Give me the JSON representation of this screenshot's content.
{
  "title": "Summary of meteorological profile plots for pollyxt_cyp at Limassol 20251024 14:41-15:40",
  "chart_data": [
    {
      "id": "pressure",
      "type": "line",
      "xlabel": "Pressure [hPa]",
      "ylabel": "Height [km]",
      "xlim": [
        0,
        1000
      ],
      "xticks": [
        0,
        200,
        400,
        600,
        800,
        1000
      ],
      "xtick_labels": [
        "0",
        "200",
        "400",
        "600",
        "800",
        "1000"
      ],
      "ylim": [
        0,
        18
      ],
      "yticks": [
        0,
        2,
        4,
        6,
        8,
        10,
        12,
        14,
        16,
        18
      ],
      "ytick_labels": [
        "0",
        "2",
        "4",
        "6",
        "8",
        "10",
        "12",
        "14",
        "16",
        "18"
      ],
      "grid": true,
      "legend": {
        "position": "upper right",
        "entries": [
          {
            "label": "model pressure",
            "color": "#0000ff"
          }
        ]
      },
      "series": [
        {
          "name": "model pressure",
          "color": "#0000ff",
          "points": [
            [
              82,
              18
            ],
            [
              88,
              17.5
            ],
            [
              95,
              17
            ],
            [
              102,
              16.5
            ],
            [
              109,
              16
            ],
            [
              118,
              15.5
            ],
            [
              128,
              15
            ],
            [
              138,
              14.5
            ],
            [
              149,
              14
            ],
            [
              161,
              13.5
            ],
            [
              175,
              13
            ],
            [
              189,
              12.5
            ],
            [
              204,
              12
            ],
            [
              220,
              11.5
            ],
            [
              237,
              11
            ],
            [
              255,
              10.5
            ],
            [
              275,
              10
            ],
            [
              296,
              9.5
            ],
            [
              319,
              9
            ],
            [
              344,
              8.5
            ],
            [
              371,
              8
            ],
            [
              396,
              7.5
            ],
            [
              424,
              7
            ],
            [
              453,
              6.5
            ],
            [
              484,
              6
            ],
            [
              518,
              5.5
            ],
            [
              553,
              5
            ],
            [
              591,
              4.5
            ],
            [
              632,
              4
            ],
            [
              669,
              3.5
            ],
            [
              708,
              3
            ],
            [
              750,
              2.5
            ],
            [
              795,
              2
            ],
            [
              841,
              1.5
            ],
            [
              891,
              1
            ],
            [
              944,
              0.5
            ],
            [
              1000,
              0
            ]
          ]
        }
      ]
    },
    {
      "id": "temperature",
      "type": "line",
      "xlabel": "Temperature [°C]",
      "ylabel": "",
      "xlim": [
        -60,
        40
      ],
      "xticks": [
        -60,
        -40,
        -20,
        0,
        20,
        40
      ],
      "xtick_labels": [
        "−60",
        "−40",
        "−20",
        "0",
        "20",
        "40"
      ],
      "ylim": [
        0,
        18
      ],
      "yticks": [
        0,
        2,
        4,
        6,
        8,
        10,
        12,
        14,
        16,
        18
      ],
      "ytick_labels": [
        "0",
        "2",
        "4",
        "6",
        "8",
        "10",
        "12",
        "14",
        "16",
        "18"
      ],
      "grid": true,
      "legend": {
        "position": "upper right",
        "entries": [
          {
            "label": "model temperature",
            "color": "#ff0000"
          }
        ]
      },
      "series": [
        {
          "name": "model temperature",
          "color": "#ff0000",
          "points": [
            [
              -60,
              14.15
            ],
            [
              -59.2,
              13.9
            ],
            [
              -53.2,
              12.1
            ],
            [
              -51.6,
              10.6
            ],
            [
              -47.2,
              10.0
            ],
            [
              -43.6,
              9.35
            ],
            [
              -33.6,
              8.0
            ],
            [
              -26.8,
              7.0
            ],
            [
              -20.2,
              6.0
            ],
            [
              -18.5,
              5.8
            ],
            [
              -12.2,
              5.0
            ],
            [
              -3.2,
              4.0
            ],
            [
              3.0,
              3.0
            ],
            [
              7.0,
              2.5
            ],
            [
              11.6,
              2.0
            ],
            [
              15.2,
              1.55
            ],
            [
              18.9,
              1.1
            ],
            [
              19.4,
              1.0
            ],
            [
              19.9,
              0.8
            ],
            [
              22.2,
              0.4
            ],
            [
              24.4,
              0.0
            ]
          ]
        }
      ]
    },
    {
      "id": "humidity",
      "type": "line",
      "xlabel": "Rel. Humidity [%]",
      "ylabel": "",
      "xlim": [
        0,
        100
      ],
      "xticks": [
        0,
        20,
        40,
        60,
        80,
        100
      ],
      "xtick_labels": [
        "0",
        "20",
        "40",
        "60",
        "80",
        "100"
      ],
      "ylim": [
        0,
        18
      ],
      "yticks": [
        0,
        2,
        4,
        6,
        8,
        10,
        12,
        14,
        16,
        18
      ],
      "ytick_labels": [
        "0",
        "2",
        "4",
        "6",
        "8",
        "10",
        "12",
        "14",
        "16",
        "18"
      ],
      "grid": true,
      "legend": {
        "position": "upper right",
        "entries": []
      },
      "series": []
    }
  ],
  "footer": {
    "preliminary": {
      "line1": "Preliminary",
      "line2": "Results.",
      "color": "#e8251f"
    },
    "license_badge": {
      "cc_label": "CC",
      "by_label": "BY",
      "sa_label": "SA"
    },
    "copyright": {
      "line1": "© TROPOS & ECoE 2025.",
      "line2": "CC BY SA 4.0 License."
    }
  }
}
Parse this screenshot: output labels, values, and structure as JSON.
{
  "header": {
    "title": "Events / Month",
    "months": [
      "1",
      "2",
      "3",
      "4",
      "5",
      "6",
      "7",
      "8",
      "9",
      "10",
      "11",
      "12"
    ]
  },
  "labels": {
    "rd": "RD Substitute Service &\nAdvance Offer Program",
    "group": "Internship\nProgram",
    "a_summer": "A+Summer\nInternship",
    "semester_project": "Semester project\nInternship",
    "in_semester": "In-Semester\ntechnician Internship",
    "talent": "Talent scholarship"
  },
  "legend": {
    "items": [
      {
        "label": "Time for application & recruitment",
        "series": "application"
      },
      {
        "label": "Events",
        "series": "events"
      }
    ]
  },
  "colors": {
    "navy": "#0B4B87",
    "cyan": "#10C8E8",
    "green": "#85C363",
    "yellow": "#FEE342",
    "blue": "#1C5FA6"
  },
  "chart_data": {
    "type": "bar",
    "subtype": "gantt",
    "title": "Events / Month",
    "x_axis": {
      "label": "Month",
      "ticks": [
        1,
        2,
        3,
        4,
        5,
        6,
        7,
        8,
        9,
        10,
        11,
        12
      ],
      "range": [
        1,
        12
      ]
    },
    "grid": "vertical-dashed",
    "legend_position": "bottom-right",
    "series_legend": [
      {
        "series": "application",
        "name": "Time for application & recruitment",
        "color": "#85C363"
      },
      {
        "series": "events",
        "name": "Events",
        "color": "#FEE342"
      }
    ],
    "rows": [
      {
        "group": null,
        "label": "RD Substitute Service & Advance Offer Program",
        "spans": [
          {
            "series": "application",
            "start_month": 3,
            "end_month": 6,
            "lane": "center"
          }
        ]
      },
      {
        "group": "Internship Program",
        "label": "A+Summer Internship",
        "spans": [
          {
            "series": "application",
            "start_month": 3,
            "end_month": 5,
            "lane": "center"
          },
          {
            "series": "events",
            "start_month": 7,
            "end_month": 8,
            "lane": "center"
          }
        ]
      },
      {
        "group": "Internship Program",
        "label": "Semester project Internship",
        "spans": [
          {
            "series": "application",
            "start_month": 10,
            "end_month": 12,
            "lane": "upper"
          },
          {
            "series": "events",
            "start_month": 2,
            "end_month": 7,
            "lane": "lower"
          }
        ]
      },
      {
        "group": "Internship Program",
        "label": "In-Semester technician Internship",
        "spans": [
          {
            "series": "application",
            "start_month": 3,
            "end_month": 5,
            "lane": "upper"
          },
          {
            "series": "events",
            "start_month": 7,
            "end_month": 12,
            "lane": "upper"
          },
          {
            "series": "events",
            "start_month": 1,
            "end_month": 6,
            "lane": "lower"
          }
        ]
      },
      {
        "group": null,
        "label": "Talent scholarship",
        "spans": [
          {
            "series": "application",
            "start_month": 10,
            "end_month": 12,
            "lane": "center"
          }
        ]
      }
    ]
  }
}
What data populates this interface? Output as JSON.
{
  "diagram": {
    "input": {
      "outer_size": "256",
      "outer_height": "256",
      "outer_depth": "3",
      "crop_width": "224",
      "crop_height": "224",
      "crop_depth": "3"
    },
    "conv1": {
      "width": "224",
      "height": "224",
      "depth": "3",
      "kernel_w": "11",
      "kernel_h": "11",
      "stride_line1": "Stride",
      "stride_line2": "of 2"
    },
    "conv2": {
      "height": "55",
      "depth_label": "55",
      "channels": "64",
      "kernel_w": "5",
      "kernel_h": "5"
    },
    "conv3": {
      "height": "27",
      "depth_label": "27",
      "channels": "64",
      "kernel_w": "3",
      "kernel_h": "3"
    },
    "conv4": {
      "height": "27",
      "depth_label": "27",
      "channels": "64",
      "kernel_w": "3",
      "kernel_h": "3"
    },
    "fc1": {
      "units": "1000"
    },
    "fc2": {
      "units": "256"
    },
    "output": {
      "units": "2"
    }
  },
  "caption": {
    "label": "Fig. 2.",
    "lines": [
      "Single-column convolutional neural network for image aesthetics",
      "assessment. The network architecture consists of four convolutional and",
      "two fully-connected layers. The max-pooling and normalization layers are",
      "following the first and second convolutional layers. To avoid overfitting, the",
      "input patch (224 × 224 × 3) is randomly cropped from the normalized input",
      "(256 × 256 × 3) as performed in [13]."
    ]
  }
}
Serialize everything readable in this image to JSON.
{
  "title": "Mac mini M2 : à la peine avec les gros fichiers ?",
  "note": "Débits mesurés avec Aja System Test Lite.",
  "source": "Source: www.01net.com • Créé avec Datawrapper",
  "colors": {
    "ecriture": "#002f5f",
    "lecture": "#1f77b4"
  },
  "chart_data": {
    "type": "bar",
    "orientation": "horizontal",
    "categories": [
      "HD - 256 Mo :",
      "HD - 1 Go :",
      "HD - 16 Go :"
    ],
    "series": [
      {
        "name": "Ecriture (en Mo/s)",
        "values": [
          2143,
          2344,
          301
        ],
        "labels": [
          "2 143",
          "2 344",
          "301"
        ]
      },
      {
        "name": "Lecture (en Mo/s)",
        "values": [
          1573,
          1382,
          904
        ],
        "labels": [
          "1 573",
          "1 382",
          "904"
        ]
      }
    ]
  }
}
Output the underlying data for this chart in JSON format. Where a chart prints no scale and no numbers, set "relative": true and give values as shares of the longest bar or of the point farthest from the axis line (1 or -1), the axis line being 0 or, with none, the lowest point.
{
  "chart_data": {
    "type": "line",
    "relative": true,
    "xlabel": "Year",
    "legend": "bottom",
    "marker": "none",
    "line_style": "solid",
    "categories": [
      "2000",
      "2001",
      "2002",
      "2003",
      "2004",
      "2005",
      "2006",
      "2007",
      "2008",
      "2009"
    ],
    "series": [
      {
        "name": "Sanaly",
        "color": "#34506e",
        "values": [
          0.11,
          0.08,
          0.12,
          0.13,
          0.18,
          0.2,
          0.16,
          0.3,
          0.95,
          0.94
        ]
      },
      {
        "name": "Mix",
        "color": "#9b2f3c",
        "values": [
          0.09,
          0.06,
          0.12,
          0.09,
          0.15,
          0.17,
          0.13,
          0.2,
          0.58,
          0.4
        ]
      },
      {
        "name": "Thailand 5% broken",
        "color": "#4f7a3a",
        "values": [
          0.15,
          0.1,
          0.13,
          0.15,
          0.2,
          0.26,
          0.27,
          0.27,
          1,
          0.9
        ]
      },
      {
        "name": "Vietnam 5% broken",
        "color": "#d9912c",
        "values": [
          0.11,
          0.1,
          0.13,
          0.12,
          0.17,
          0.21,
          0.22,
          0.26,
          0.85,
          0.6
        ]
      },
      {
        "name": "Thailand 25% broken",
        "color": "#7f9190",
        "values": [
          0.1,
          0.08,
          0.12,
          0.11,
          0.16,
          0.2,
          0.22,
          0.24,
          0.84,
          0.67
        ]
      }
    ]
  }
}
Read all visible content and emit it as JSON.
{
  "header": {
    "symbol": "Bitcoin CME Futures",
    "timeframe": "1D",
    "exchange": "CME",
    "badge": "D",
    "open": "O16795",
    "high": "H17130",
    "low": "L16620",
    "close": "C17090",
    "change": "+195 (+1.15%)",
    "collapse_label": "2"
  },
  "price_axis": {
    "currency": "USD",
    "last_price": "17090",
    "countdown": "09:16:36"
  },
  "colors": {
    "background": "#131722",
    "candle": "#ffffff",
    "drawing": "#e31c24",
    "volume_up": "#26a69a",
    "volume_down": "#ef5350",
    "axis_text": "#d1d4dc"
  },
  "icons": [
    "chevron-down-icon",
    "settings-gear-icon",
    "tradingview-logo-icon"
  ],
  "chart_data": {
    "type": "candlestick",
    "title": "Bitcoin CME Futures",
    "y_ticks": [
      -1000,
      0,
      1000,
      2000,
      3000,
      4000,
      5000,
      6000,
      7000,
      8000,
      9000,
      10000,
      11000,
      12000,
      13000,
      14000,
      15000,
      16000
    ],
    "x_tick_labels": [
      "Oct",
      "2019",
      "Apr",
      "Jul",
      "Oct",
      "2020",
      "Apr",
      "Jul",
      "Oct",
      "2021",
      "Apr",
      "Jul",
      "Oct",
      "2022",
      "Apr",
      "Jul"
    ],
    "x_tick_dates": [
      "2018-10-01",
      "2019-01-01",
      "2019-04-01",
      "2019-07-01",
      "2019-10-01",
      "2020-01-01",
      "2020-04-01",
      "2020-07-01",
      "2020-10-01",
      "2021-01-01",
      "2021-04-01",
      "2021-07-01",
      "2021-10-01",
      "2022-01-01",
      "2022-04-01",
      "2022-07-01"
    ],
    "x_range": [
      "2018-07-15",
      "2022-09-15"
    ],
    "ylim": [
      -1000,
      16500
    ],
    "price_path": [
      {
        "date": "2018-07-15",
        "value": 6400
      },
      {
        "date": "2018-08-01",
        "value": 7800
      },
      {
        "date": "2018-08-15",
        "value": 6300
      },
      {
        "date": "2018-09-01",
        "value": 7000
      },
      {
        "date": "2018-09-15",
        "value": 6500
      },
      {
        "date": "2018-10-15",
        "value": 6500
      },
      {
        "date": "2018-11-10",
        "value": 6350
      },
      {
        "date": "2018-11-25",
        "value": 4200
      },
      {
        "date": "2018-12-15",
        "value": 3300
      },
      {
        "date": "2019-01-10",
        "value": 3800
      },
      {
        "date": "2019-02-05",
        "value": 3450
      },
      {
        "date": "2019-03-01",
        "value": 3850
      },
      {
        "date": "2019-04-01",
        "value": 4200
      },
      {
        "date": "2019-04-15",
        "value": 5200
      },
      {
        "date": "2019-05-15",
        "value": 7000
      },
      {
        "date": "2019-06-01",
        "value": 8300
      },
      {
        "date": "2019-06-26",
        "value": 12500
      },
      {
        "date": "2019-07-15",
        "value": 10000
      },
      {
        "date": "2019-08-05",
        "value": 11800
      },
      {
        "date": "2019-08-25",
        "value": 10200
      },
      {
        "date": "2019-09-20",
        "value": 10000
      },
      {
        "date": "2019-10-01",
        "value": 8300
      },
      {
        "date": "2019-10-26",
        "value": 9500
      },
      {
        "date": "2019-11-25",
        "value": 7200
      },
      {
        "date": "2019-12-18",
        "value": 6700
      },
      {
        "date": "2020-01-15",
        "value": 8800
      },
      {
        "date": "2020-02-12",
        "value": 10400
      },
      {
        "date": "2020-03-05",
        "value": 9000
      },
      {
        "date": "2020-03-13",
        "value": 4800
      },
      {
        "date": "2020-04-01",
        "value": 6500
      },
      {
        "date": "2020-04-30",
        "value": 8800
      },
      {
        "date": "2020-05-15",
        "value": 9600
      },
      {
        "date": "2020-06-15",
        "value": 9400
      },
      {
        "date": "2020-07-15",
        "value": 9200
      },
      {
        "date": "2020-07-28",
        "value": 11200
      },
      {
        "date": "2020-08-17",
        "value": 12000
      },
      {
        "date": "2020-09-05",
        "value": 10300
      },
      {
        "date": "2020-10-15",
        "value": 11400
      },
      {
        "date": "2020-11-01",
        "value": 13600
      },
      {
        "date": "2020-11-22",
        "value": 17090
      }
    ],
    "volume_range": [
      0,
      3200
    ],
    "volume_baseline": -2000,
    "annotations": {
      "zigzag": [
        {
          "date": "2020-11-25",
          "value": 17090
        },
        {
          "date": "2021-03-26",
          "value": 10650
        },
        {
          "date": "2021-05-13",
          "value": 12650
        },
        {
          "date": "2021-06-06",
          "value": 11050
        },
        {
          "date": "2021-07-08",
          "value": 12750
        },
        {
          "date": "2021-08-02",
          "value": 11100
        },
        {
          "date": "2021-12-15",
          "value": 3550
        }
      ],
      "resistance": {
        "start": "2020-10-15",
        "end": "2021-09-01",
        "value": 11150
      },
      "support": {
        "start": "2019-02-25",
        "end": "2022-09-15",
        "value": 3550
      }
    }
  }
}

REQUIRED TASK:
Respond with the number of lines containing "recruitment" and no additional words.

FULL RESPONSE:
2